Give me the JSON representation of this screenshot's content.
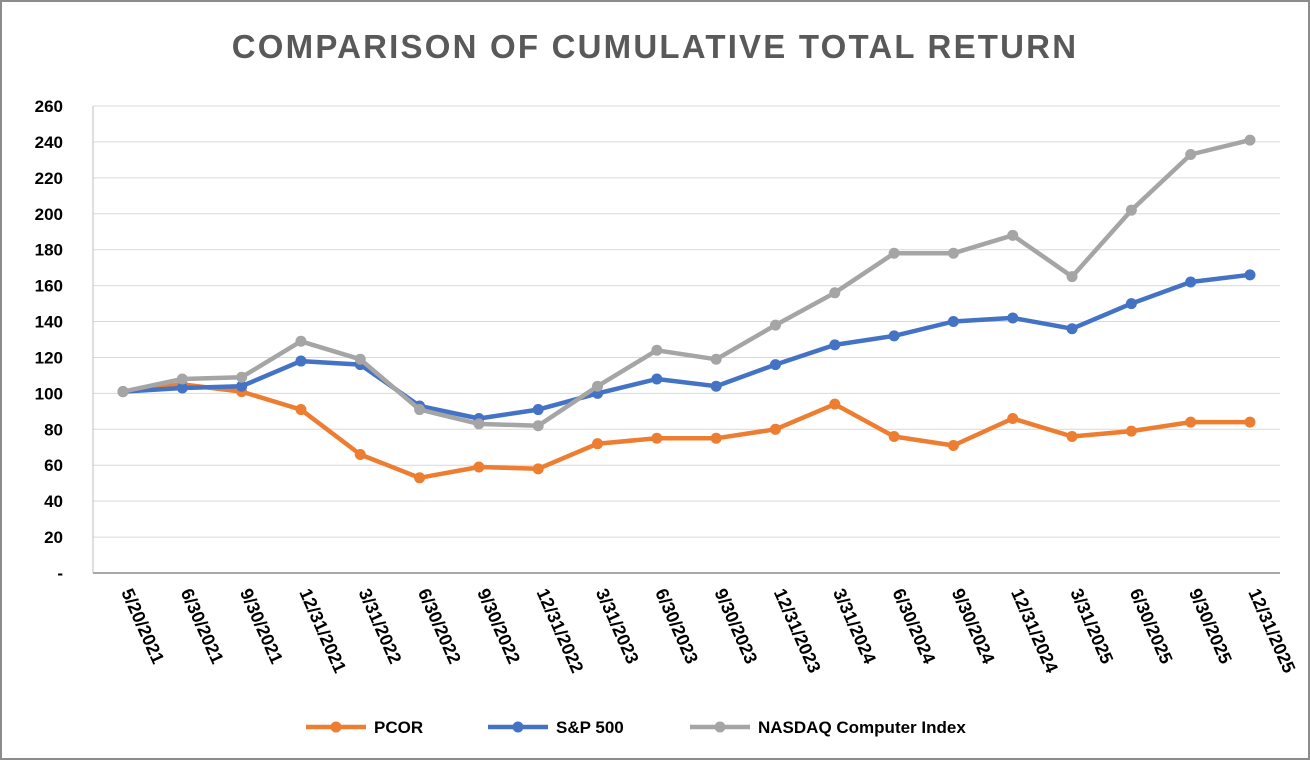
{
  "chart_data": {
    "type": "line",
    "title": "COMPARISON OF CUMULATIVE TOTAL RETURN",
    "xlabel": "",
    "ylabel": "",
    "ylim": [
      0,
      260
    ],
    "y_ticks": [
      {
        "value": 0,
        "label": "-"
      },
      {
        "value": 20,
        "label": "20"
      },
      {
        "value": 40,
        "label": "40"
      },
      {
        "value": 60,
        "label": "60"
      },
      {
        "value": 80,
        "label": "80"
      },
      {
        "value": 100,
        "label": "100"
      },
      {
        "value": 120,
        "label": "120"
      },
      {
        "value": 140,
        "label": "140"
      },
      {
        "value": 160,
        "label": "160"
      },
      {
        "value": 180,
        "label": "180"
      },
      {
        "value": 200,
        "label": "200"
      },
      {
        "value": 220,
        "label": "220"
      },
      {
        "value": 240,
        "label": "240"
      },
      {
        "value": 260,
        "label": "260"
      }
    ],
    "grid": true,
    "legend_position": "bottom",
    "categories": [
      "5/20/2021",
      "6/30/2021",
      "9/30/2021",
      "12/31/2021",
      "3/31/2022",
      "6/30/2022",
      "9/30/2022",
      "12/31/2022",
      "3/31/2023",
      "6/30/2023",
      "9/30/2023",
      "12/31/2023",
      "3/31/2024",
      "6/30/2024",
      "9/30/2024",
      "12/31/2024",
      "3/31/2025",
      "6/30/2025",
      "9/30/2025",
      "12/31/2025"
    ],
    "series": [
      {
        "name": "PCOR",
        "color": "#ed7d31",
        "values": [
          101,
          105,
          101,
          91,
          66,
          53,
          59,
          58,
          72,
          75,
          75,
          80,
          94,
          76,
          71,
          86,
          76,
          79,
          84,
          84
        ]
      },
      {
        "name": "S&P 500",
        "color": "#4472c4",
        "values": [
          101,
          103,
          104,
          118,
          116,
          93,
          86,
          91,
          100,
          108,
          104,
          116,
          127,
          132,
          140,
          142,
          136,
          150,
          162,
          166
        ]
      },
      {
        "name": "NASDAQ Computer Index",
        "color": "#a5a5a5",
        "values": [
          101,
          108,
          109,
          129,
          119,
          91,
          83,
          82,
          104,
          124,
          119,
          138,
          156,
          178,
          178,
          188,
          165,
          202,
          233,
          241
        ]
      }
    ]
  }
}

_____

— Required task —
Every line above should be repeated exactly; pictures stay out of the copy.

— Answer for the task —
Give me the JSON representation of this screenshot's content.
{
  "chart_data": {
    "type": "line",
    "title": "COMPARISON OF CUMULATIVE TOTAL RETURN",
    "xlabel": "",
    "ylabel": "",
    "ylim": [
      0,
      260
    ],
    "y_ticks": [
      {
        "value": 0,
        "label": "-"
      },
      {
        "value": 20,
        "label": "20"
      },
      {
        "value": 40,
        "label": "40"
      },
      {
        "value": 60,
        "label": "60"
      },
      {
        "value": 80,
        "label": "80"
      },
      {
        "value": 100,
        "label": "100"
      },
      {
        "value": 120,
        "label": "120"
      },
      {
        "value": 140,
        "label": "140"
      },
      {
        "value": 160,
        "label": "160"
      },
      {
        "value": 180,
        "label": "180"
      },
      {
        "value": 200,
        "label": "200"
      },
      {
        "value": 220,
        "label": "220"
      },
      {
        "value": 240,
        "label": "240"
      },
      {
        "value": 260,
        "label": "260"
      }
    ],
    "grid": true,
    "legend_position": "bottom",
    "categories": [
      "5/20/2021",
      "6/30/2021",
      "9/30/2021",
      "12/31/2021",
      "3/31/2022",
      "6/30/2022",
      "9/30/2022",
      "12/31/2022",
      "3/31/2023",
      "6/30/2023",
      "9/30/2023",
      "12/31/2023",
      "3/31/2024",
      "6/30/2024",
      "9/30/2024",
      "12/31/2024",
      "3/31/2025",
      "6/30/2025",
      "9/30/2025",
      "12/31/2025"
    ],
    "series": [
      {
        "name": "PCOR",
        "color": "#ed7d31",
        "values": [
          101,
          105,
          101,
          91,
          66,
          53,
          59,
          58,
          72,
          75,
          75,
          80,
          94,
          76,
          71,
          86,
          76,
          79,
          84,
          84
        ]
      },
      {
        "name": "S&P 500",
        "color": "#4472c4",
        "values": [
          101,
          103,
          104,
          118,
          116,
          93,
          86,
          91,
          100,
          108,
          104,
          116,
          127,
          132,
          140,
          142,
          136,
          150,
          162,
          166
        ]
      },
      {
        "name": "NASDAQ Computer Index",
        "color": "#a5a5a5",
        "values": [
          101,
          108,
          109,
          129,
          119,
          91,
          83,
          82,
          104,
          124,
          119,
          138,
          156,
          178,
          178,
          188,
          165,
          202,
          233,
          241
        ]
      }
    ]
  }
}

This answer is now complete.